● To do
Reproduce the complete listing without any deviation.

..............................

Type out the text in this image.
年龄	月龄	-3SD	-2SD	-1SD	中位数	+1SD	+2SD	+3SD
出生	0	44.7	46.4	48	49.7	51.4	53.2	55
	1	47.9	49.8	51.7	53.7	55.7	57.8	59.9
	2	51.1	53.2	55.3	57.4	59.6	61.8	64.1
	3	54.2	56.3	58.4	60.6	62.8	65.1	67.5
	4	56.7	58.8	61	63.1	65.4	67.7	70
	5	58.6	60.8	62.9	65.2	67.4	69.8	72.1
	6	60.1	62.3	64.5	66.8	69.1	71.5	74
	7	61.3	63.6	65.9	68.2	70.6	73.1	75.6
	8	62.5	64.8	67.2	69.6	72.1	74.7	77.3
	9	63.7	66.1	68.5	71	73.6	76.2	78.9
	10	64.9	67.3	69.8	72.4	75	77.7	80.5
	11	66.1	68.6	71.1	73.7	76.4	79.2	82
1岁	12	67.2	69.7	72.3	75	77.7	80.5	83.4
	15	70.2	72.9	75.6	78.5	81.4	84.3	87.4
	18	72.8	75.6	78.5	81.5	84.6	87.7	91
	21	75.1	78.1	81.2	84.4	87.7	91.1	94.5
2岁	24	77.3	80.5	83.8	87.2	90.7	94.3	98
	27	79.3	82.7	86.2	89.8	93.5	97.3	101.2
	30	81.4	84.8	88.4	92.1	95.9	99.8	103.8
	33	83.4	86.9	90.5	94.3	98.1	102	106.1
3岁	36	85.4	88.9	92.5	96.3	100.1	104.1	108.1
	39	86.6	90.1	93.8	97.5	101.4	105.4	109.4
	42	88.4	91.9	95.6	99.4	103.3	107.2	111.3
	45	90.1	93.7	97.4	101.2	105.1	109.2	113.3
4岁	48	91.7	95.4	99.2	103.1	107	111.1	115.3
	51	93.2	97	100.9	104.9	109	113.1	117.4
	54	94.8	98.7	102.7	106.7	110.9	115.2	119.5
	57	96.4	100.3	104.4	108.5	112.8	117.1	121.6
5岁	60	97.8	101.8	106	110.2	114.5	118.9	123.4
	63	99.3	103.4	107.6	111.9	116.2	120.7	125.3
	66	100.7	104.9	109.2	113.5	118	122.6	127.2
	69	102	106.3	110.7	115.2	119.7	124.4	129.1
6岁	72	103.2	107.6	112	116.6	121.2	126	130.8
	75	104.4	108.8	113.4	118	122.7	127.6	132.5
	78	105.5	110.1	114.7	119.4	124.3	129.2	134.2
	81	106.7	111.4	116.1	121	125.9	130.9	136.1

..............................

● Task response
Type out the text in this image.
年龄	月龄	-3SD	-2SD	-1SD	中位数	+1SD	+2SD	+3SD
出生	0	44.7	46.4	48	49.7	51.4	53.2	55
	1	47.9	49.8	51.7	53.7	55.7	57.8	59.9
	2	51.1	53.2	55.3	57.4	59.6	61.8	64.1
	3	54.2	56.3	58.4	60.6	62.8	65.1	67.5
	4	56.7	58.8	61	63.1	65.4	67.7	70
	5	58.6	60.8	62.9	65.2	67.4	69.8	72.1
	6	60.1	62.3	64.5	66.8	69.1	71.5	74
	7	61.3	63.6	65.9	68.2	70.6	73.1	75.6
	8	62.5	64.8	67.2	69.6	72.1	74.7	77.3
	9	63.7	66.1	68.5	71	73.6	76.2	78.9
	10	64.9	67.3	69.8	72.4	75	77.7	80.5
	11	66.1	68.6	71.1	73.7	76.4	79.2	82
1岁	12	67.2	69.7	72.3	75	77.7	80.5	83.4
	15	70.2	72.9	75.6	78.5	81.4	84.3	87.4
	18	72.8	75.6	78.5	81.5	84.6	87.7	91
	21	75.1	78.1	81.2	84.4	87.7	91.1	94.5
2岁	24	77.3	80.5	83.8	87.2	90.7	94.3	98
	27	79.3	82.7	86.2	89.8	93.5	97.3	101.2
	30	81.4	84.8	88.4	92.1	95.9	99.8	103.8
	33	83.4	86.9	90.5	94.3	98.1	102	106.1
3岁	36	85.4	88.9	92.5	96.3	100.1	104.1	108.1
	39	86.6	90.1	93.8	97.5	101.4	105.4	109.4
	42	88.4	91.9	95.6	99.4	103.3	107.2	111.3
	45	90.1	93.7	97.4	101.2	105.1	109.2	113.3
4岁	48	91.7	95.4	99.2	103.1	107	111.1	115.3
	51	93.2	97	100.9	104.9	109	113.1	117.4
	54	94.8	98.7	102.7	106.7	110.9	115.2	119.5
	57	96.4	100.3	104.4	108.5	112.8	117.1	121.6
5岁	60	97.8	101.8	106	110.2	114.5	118.9	123.4
	63	99.3	103.4	107.6	111.9	116.2	120.7	125.3
	66	100.7	104.9	109.2	113.5	118	122.6	127.2
	69	102	106.3	110.7	115.2	119.7	124.4	129.1
6岁	72	103.2	107.6	112	116.6	121.2	126	130.8
	75	104.4	108.8	113.4	118	122.7	127.6	132.5
	78	105.5	110.1	114.7	119.4	124.3	129.2	134.2
	81	106.7	111.4	116.1	121	125.9	130.9	136.1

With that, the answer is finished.